→ Aim
Locate every line below that contains the word "does" and copy it.

→ Raw records
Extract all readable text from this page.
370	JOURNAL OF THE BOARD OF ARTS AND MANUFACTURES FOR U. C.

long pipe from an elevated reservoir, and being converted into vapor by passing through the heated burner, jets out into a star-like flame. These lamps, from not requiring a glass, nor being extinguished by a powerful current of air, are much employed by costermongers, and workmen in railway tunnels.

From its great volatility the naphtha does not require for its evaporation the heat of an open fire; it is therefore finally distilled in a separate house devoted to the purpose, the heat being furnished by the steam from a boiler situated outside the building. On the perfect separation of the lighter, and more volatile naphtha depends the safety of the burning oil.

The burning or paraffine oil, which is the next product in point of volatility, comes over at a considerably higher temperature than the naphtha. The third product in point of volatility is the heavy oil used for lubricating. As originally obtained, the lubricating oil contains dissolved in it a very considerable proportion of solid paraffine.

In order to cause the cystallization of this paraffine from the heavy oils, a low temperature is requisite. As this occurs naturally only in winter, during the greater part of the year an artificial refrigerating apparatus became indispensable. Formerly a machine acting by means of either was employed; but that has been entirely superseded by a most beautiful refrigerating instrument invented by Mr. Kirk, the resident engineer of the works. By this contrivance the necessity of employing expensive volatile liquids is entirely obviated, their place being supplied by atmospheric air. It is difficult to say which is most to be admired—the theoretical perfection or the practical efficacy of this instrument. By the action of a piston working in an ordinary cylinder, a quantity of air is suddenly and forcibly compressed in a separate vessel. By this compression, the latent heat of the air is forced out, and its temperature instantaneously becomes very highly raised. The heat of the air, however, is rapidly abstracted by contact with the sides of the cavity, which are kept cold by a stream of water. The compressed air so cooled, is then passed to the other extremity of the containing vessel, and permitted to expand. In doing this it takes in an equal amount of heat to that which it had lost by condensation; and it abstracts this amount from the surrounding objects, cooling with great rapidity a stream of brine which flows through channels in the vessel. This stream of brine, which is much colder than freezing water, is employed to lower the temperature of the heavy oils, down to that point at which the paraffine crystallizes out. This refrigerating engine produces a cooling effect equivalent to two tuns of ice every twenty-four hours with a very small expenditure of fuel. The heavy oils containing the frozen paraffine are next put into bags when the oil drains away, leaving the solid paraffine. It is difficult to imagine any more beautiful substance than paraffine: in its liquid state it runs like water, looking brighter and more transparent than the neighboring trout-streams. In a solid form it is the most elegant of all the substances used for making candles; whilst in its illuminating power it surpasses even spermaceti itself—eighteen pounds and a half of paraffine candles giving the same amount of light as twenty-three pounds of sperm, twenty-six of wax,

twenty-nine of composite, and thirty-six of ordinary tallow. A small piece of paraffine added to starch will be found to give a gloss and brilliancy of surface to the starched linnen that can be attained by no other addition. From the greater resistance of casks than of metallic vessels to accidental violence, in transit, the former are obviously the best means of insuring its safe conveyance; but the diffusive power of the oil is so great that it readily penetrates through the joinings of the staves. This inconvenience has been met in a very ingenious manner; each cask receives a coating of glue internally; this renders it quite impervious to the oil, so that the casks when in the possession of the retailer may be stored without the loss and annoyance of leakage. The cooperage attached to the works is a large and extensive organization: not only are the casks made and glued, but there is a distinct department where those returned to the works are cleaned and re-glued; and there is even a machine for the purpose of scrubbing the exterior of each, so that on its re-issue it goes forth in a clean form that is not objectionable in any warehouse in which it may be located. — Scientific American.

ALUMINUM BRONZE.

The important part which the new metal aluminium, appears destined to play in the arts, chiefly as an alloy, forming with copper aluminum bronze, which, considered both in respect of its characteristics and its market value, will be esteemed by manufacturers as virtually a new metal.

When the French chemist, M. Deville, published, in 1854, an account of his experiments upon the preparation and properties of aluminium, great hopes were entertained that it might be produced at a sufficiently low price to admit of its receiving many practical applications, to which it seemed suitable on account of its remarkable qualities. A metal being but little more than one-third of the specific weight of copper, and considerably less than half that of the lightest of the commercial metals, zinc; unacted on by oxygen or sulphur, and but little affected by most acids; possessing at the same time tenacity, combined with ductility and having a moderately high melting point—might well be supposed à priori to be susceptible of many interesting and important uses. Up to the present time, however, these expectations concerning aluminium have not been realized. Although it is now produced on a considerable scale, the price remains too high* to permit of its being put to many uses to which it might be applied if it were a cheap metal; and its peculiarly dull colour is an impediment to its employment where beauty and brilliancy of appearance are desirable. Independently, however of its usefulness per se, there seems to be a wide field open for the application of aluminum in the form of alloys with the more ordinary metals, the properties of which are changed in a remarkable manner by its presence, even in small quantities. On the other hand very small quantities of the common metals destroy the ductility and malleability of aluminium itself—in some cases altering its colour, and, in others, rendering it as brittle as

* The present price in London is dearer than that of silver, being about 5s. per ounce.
==
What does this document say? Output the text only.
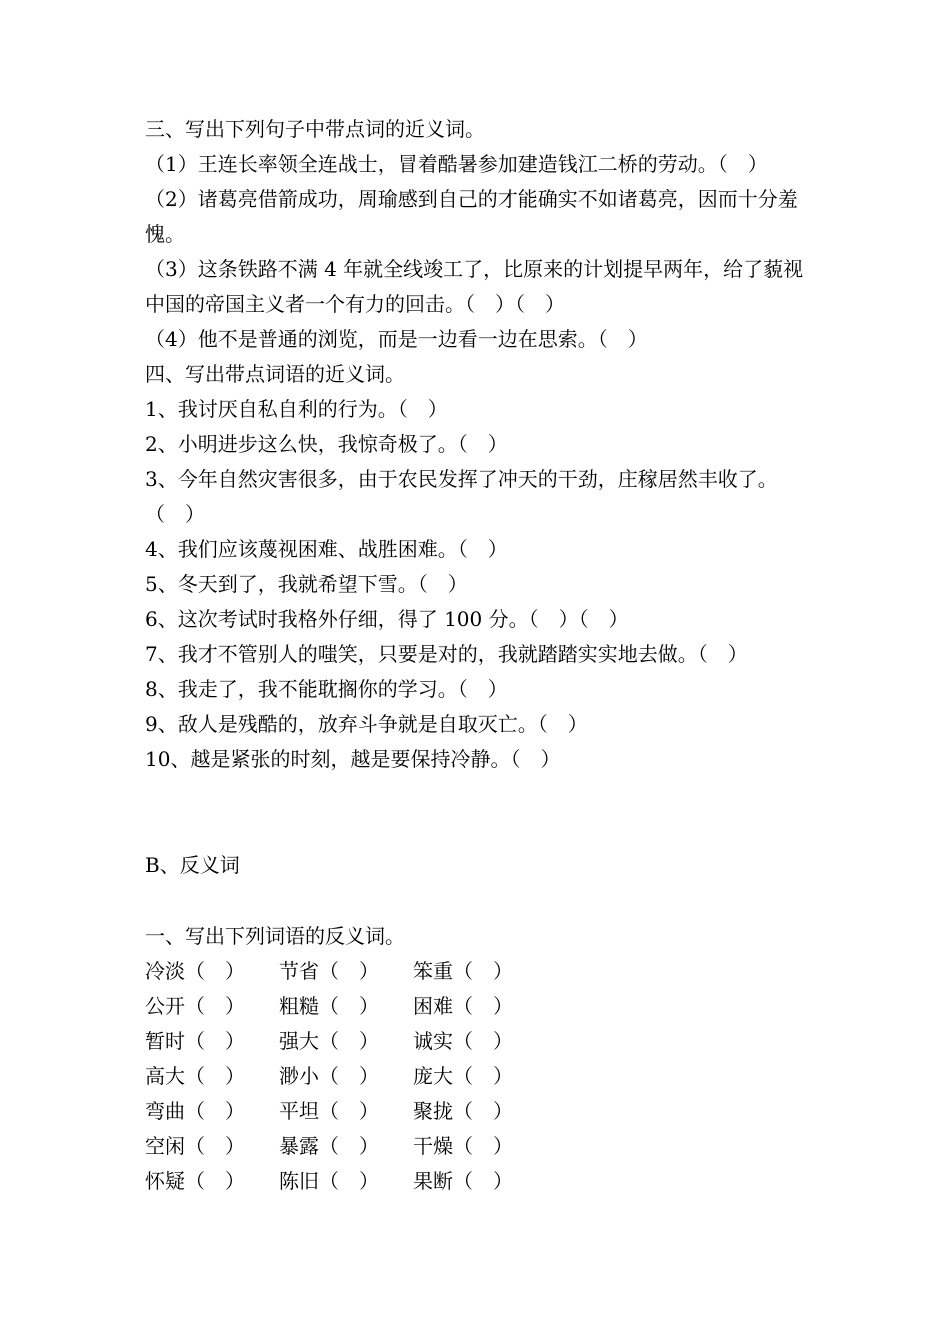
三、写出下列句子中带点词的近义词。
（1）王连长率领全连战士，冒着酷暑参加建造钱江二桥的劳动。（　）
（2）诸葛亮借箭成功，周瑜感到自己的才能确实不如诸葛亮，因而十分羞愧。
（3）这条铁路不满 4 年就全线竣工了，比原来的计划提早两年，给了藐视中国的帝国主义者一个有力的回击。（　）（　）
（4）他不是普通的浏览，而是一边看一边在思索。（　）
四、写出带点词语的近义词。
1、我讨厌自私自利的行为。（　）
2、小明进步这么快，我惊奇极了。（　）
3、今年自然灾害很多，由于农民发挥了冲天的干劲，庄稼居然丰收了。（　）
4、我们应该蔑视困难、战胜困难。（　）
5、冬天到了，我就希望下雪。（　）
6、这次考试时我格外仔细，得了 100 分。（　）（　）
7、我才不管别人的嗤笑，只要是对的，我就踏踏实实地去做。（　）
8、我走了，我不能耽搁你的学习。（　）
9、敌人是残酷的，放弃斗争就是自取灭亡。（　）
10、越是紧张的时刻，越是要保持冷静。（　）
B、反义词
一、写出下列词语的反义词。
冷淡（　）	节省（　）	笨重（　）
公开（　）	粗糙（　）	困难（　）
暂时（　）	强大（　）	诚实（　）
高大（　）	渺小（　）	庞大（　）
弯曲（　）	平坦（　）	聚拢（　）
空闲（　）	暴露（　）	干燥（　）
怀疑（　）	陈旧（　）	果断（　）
--
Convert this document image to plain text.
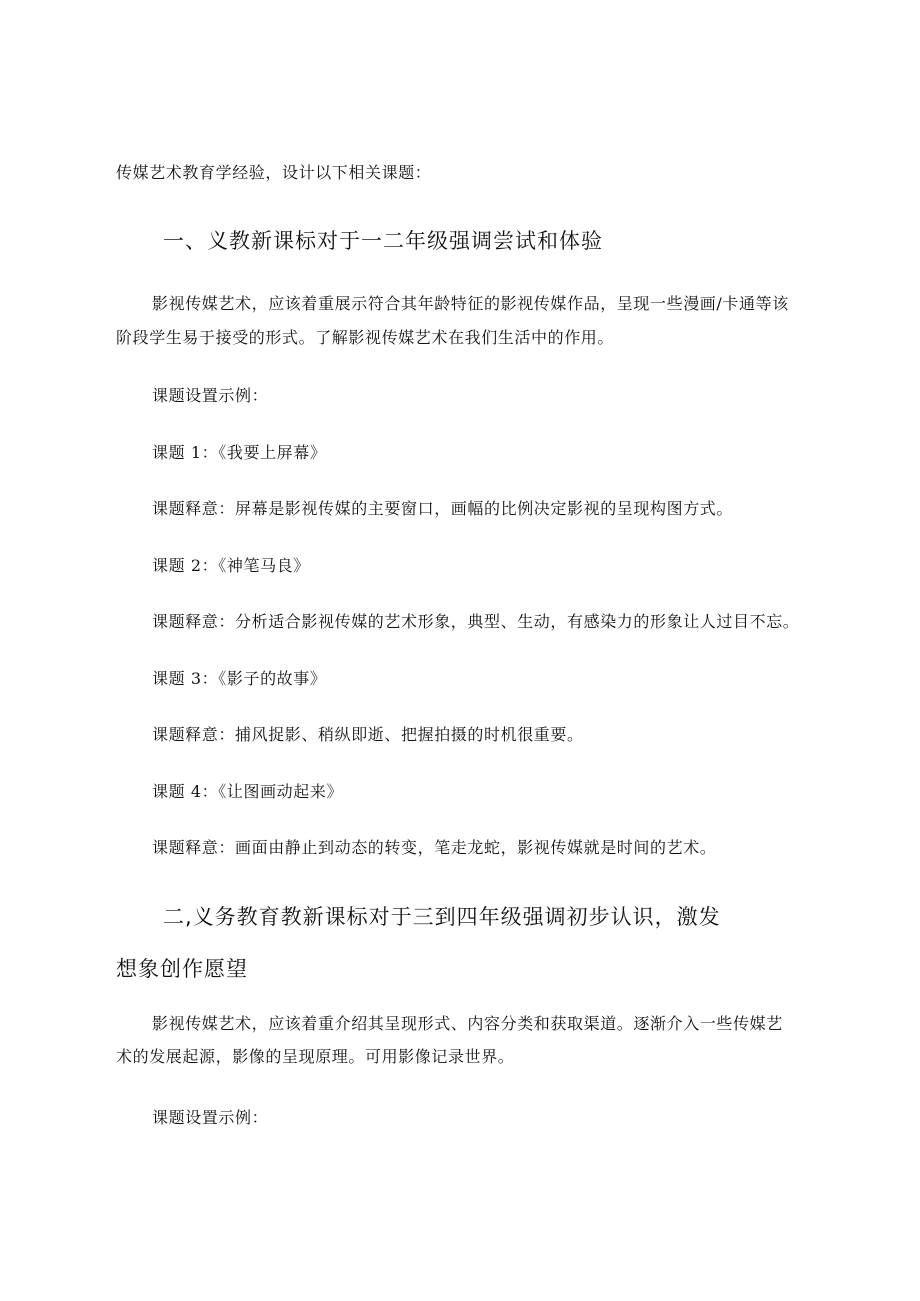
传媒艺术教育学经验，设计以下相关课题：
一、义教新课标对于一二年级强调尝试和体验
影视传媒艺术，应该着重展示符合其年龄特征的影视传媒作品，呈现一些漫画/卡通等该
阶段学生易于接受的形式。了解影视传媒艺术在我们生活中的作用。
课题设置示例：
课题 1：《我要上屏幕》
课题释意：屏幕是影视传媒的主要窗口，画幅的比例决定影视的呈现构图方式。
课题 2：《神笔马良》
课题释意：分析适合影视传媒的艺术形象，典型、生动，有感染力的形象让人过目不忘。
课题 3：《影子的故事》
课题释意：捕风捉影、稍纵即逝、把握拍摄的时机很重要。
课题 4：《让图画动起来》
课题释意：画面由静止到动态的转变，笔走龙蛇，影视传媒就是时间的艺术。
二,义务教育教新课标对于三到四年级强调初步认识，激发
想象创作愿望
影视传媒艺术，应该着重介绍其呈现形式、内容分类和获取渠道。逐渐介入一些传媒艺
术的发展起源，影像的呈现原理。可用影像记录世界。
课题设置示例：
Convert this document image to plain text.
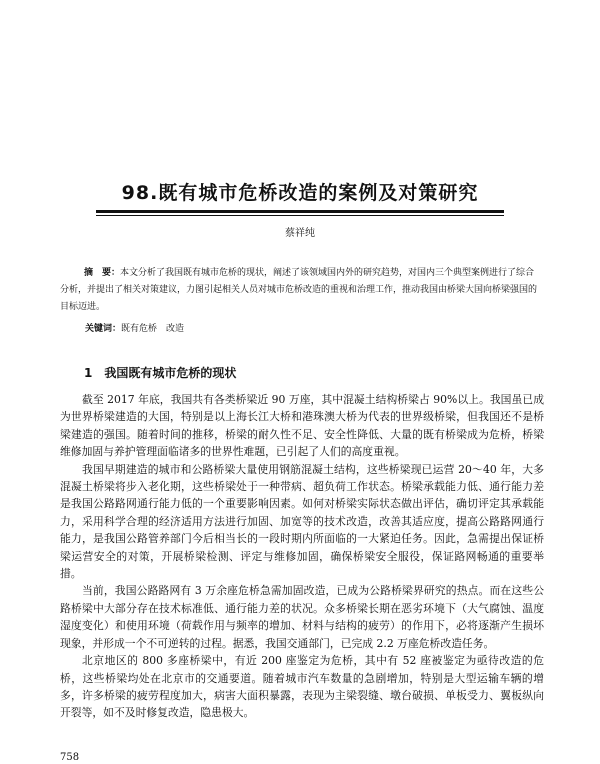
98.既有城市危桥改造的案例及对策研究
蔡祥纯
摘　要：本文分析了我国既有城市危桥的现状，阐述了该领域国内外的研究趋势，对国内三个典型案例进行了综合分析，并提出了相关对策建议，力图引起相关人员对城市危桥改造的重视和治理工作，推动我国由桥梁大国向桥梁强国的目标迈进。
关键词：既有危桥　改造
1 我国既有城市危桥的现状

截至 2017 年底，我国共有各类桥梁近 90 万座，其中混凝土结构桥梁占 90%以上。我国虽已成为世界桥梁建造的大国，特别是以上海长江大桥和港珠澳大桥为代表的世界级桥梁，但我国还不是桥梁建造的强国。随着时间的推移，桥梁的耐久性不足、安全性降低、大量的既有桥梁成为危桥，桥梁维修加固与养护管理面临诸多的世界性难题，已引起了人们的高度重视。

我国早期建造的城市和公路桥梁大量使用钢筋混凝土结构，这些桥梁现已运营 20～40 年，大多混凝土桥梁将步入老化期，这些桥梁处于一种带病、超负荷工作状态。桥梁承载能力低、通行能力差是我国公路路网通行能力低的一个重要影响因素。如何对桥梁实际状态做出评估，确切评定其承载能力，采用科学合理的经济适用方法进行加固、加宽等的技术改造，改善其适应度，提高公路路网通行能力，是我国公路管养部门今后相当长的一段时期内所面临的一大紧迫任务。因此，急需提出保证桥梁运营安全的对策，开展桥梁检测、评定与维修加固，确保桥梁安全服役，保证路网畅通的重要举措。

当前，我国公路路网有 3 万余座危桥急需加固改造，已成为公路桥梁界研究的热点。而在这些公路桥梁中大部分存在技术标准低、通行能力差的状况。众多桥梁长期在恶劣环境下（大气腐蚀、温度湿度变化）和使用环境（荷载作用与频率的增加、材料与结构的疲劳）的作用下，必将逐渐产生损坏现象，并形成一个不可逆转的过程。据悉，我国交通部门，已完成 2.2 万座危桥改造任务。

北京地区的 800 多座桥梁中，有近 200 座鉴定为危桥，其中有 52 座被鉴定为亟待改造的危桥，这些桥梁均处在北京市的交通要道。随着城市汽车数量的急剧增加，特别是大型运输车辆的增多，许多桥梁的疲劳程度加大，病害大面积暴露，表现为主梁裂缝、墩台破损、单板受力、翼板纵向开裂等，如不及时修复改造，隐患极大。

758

→ Response below
From its great volatility the naphtha does not require for its evaporation the heat of an open fire; it is therefore finally distilled in a separate house devoted to the purpose, the heat being furnished by the steam from a boiler situated outside the building. On the perfect separation of the lighter, and more volatile naphtha depends the safety of the burning oil.
What does this document say? Output the text only.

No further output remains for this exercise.